* Set task *
Convert the data below, from its first line up to and including the line that contains "y-tick-label: 0.4 (111, 636, 136, 655)", into a JSON list of strings with one string per line. Leave out blank lines and everything after that line.

* Excerpted data *

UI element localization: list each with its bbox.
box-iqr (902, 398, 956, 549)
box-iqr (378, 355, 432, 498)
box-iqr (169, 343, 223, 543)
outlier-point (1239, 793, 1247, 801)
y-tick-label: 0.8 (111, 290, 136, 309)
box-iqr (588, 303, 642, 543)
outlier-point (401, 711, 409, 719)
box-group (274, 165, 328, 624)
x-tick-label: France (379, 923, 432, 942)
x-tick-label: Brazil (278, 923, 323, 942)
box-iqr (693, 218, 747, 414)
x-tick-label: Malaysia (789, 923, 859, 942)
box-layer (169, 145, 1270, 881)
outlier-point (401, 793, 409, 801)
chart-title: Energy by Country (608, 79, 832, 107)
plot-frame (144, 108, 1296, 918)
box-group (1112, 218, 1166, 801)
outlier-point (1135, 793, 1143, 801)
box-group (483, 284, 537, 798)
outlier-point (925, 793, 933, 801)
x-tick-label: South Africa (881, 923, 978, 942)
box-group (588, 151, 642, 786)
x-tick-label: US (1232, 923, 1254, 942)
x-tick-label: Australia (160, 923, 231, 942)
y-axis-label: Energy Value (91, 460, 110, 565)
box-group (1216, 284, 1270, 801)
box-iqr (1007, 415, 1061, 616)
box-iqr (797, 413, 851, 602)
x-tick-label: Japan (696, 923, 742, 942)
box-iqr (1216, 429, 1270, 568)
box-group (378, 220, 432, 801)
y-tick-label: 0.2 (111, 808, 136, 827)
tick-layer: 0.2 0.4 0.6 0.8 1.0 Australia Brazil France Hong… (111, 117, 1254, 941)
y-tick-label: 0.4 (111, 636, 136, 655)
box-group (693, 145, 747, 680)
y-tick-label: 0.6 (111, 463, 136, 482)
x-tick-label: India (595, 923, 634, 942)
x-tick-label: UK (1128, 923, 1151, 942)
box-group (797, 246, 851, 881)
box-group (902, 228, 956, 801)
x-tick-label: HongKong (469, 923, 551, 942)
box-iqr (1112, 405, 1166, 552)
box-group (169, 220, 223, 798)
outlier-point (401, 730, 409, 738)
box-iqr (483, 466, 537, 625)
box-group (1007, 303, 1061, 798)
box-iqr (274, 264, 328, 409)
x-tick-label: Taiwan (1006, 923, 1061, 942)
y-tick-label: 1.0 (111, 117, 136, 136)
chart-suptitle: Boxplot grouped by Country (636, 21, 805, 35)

* Written answer *
[
  "UI element localization: list each with its bbox.",
  "box-iqr (902, 398, 956, 549)",
  "box-iqr (378, 355, 432, 498)",
  "box-iqr (169, 343, 223, 543)",
  "outlier-point (1239, 793, 1247, 801)",
  "y-tick-label: 0.8 (111, 290, 136, 309)",
  "box-iqr (588, 303, 642, 543)",
  "outlier-point (401, 711, 409, 719)",
  "box-group (274, 165, 328, 624)",
  "x-tick-label: France (379, 923, 432, 942)",
  "x-tick-label: Brazil (278, 923, 323, 942)",
  "box-iqr (693, 218, 747, 414)",
  "x-tick-label: Malaysia (789, 923, 859, 942)",
  "box-layer (169, 145, 1270, 881)",
  "outlier-point (401, 793, 409, 801)",
  "chart-title: Energy by Country (608, 79, 832, 107)",
  "plot-frame (144, 108, 1296, 918)",
  "box-group (1112, 218, 1166, 801)",
  "outlier-point (1135, 793, 1143, 801)",
  "box-group (483, 284, 537, 798)",
  "outlier-point (925, 793, 933, 801)",
  "x-tick-label: South Africa (881, 923, 978, 942)",
  "box-group (588, 151, 642, 786)",
  "x-tick-label: US (1232, 923, 1254, 942)",
  "x-tick-label: Australia (160, 923, 231, 942)",
  "y-axis-label: Energy Value (91, 460, 110, 565)",
  "box-group (1216, 284, 1270, 801)",
  "box-iqr (1007, 415, 1061, 616)",
  "box-iqr (797, 413, 851, 602)",
  "x-tick-label: Japan (696, 923, 742, 942)",
  "box-iqr (1216, 429, 1270, 568)",
  "box-group (378, 220, 432, 801)",
  "y-tick-label: 0.2 (111, 808, 136, 827)",
  "tick-layer: 0.2 0.4 0.6 0.8 1.0 Australia Brazil France Hong… (111, 117, 1254, 941)",
  "y-tick-label: 0.4 (111, 636, 136, 655)"
]